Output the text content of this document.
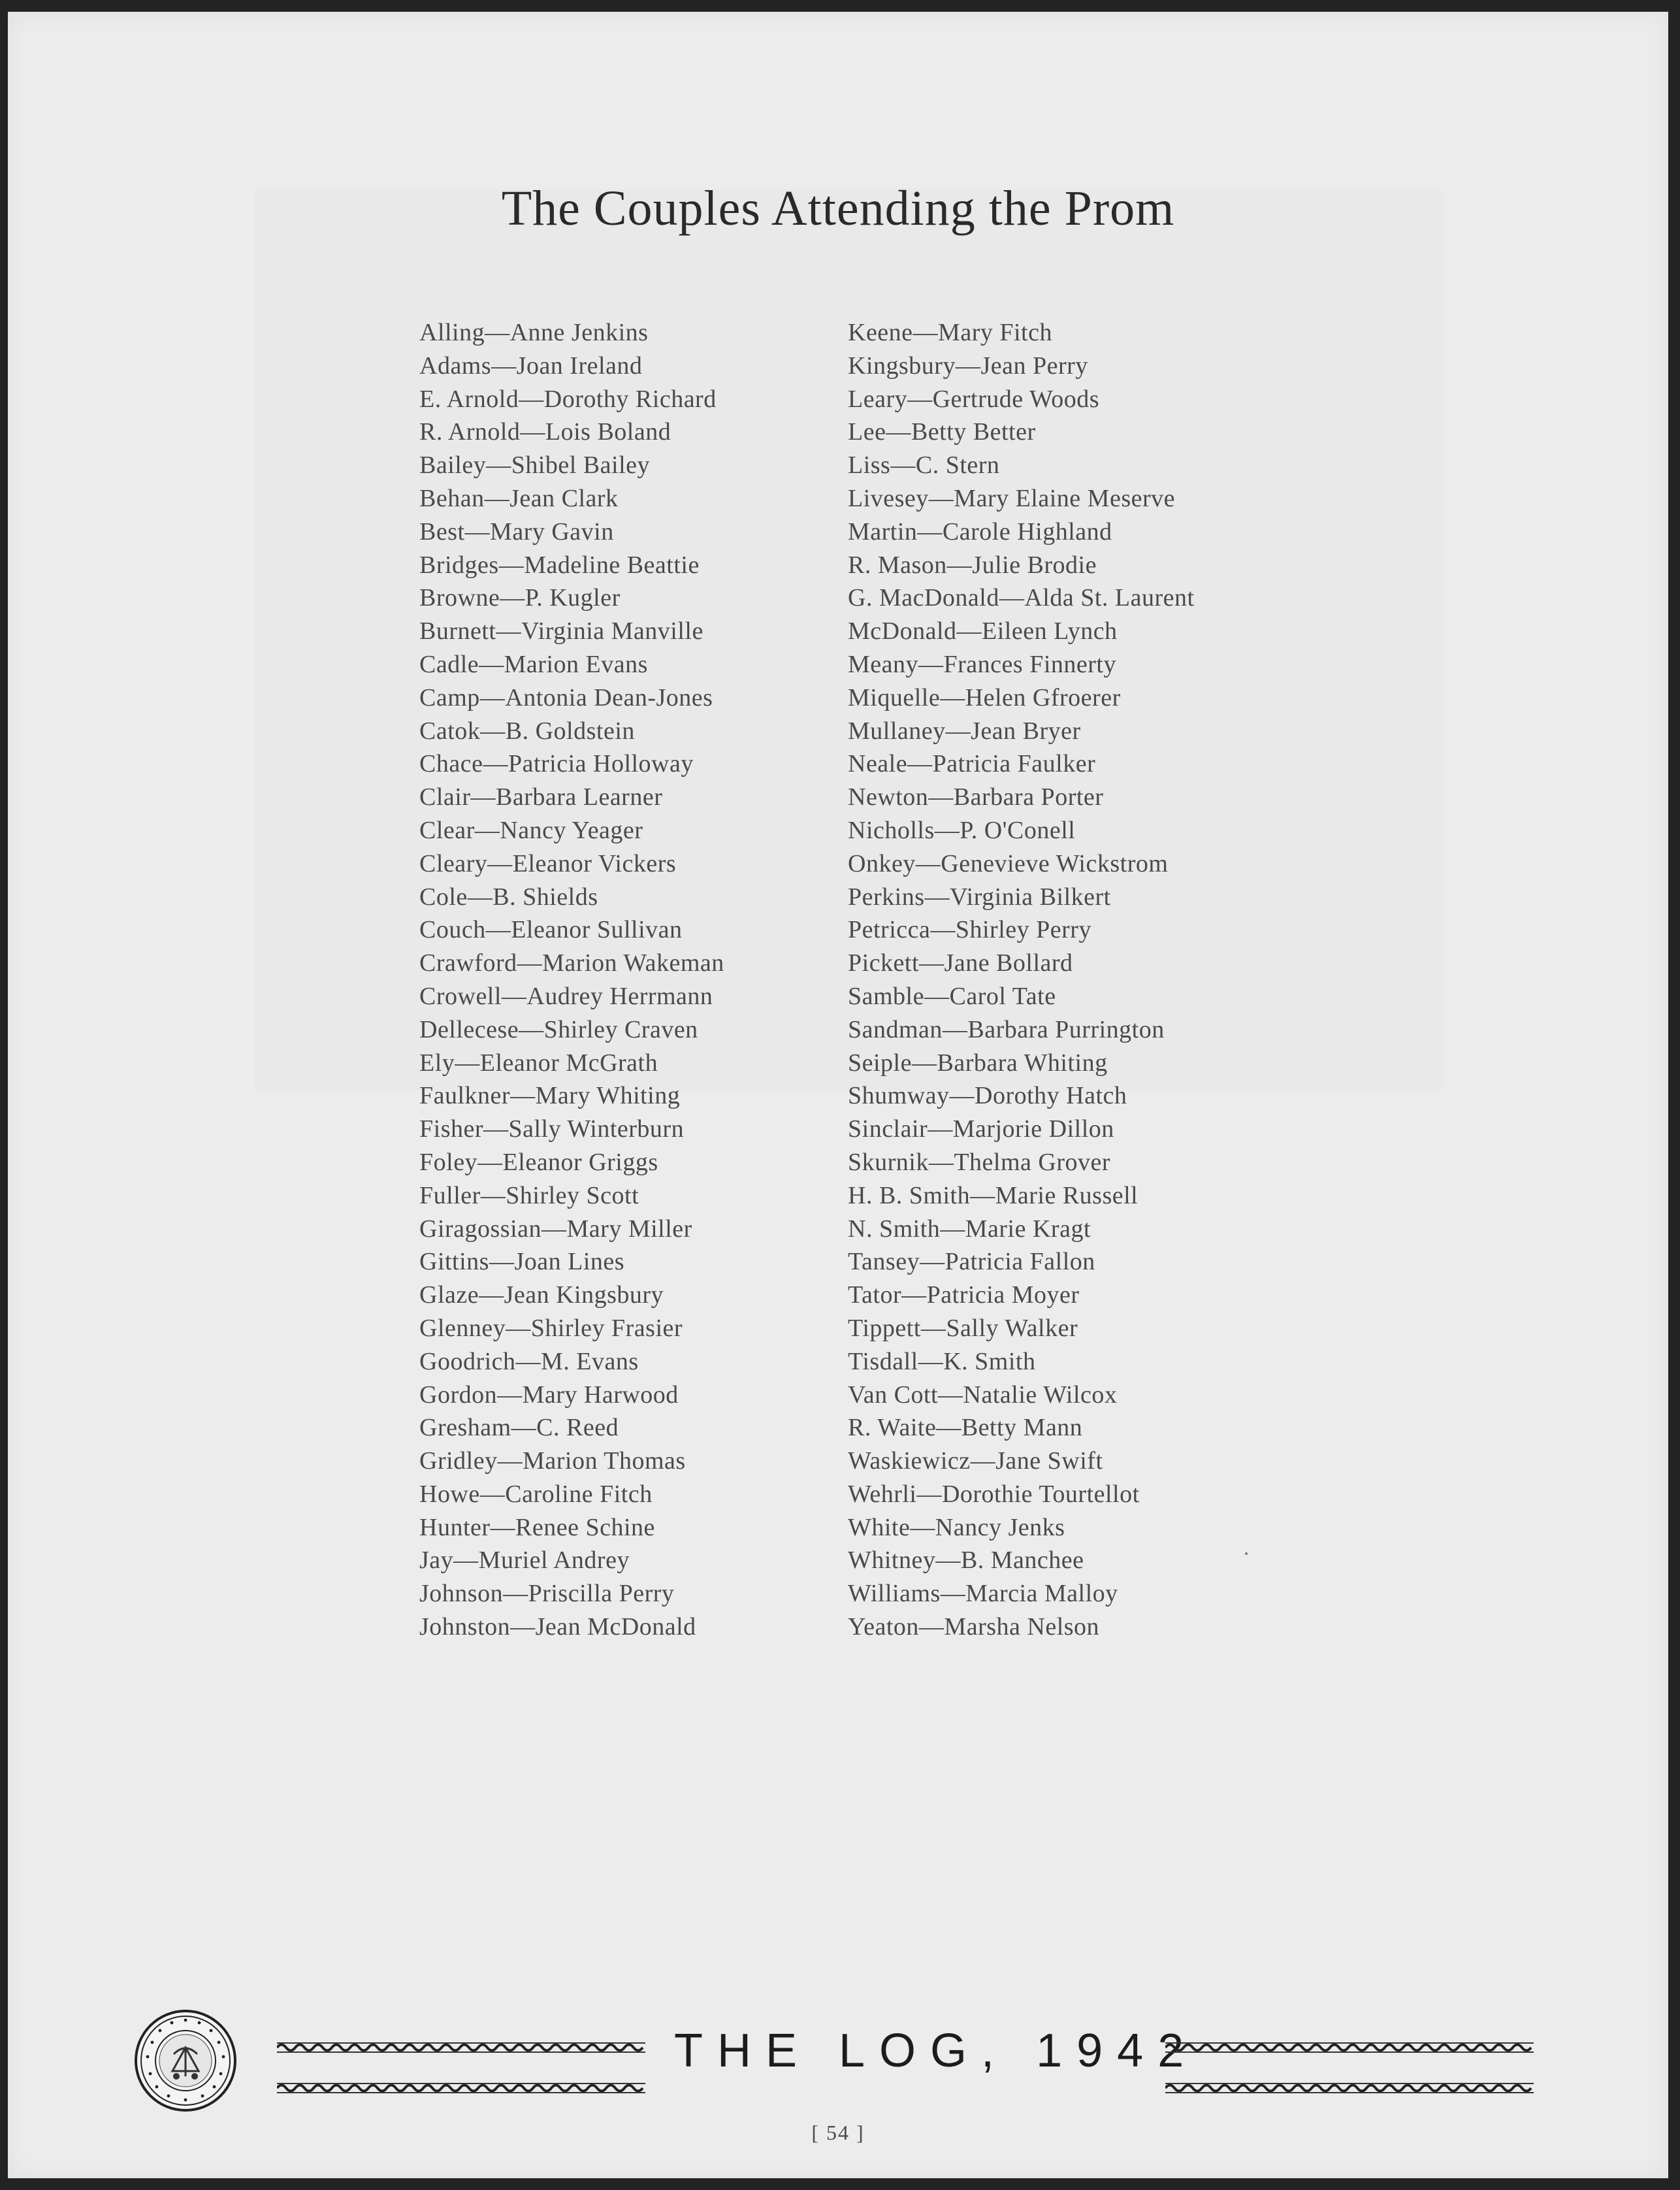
The Couples Attending the Prom
Alling—Anne Jenkins
Adams—Joan Ireland
E. Arnold—Dorothy Richard
R. Arnold—Lois Boland
Bailey—Shibel Bailey
Behan—Jean Clark
Best—Mary Gavin
Bridges—Madeline Beattie
Browne—P. Kugler
Burnett—Virginia Manville
Cadle—Marion Evans
Camp—Antonia Dean-Jones
Catok—B. Goldstein
Chace—Patricia Holloway
Clair—Barbara Learner
Clear—Nancy Yeager
Cleary—Eleanor Vickers
Cole—B. Shields
Couch—Eleanor Sullivan
Crawford—Marion Wakeman
Crowell—Audrey Herrmann
Dellecese—Shirley Craven
Ely—Eleanor McGrath
Faulkner—Mary Whiting
Fisher—Sally Winterburn
Foley—Eleanor Griggs
Fuller—Shirley Scott
Giragossian—Mary Miller
Gittins—Joan Lines
Glaze—Jean Kingsbury
Glenney—Shirley Frasier
Goodrich—M. Evans
Gordon—Mary Harwood
Gresham—C. Reed
Gridley—Marion Thomas
Howe—Caroline Fitch
Hunter—Renee Schine
Jay—Muriel Andrey
Johnson—Priscilla Perry
Johnston—Jean McDonald
Keene—Mary Fitch
Kingsbury—Jean Perry
Leary—Gertrude Woods
Lee—Betty Better
Liss—C. Stern
Livesey—Mary Elaine Meserve
Martin—Carole Highland
R. Mason—Julie Brodie
G. MacDonald—Alda St. Laurent
McDonald—Eileen Lynch
Meany—Frances Finnerty
Miquelle—Helen Gfroerer
Mullaney—Jean Bryer
Neale—Patricia Faulker
Newton—Barbara Porter
Nicholls—P. O'Conell
Onkey—Genevieve Wickstrom
Perkins—Virginia Bilkert
Petricca—Shirley Perry
Pickett—Jane Bollard
Samble—Carol Tate
Sandman—Barbara Purrington
Seiple—Barbara Whiting
Shumway—Dorothy Hatch
Sinclair—Marjorie Dillon
Skurnik—Thelma Grover
H. B. Smith—Marie Russell
N. Smith—Marie Kragt
Tansey—Patricia Fallon
Tator—Patricia Moyer
Tippett—Sally Walker
Tisdall—K. Smith
Van Cott—Natalie Wilcox
R. Waite—Betty Mann
Waskiewicz—Jane Swift
Wehrli—Dorothie Tourtellot
White—Nancy Jenks
Whitney—B. Manchee
Williams—Marcia Malloy
Yeaton—Marsha Nelson
THE LOG, 1942
[ 54 ]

____

— Task details —
Write the entries above out again exactly, but not the pictures.

— Result of this exercise —
Output the text content of this document.
The Couples Attending the Prom
Alling—Anne Jenkins
Adams—Joan Ireland
E. Arnold—Dorothy Richard
R. Arnold—Lois Boland
Bailey—Shibel Bailey
Behan—Jean Clark
Best—Mary Gavin
Bridges—Madeline Beattie
Browne—P. Kugler
Burnett—Virginia Manville
Cadle—Marion Evans
Camp—Antonia Dean-Jones
Catok—B. Goldstein
Chace—Patricia Holloway
Clair—Barbara Learner
Clear—Nancy Yeager
Cleary—Eleanor Vickers
Cole—B. Shields
Couch—Eleanor Sullivan
Crawford—Marion Wakeman
Crowell—Audrey Herrmann
Dellecese—Shirley Craven
Ely—Eleanor McGrath
Faulkner—Mary Whiting
Fisher—Sally Winterburn
Foley—Eleanor Griggs
Fuller—Shirley Scott
Giragossian—Mary Miller
Gittins—Joan Lines
Glaze—Jean Kingsbury
Glenney—Shirley Frasier
Goodrich—M. Evans
Gordon—Mary Harwood
Gresham—C. Reed
Gridley—Marion Thomas
Howe—Caroline Fitch
Hunter—Renee Schine
Jay—Muriel Andrey
Johnson—Priscilla Perry
Johnston—Jean McDonald
Keene—Mary Fitch
Kingsbury—Jean Perry
Leary—Gertrude Woods
Lee—Betty Better
Liss—C. Stern
Livesey—Mary Elaine Meserve
Martin—Carole Highland
R. Mason—Julie Brodie
G. MacDonald—Alda St. Laurent
McDonald—Eileen Lynch
Meany—Frances Finnerty
Miquelle—Helen Gfroerer
Mullaney—Jean Bryer
Neale—Patricia Faulker
Newton—Barbara Porter
Nicholls—P. O'Conell
Onkey—Genevieve Wickstrom
Perkins—Virginia Bilkert
Petricca—Shirley Perry
Pickett—Jane Bollard
Samble—Carol Tate
Sandman—Barbara Purrington
Seiple—Barbara Whiting
Shumway—Dorothy Hatch
Sinclair—Marjorie Dillon
Skurnik—Thelma Grover
H. B. Smith—Marie Russell
N. Smith—Marie Kragt
Tansey—Patricia Fallon
Tator—Patricia Moyer
Tippett—Sally Walker
Tisdall—K. Smith
Van Cott—Natalie Wilcox
R. Waite—Betty Mann
Waskiewicz—Jane Swift
Wehrli—Dorothie Tourtellot
White—Nancy Jenks
Whitney—B. Manchee
Williams—Marcia Malloy
Yeaton—Marsha Nelson
THE LOG, 1942
[ 54 ]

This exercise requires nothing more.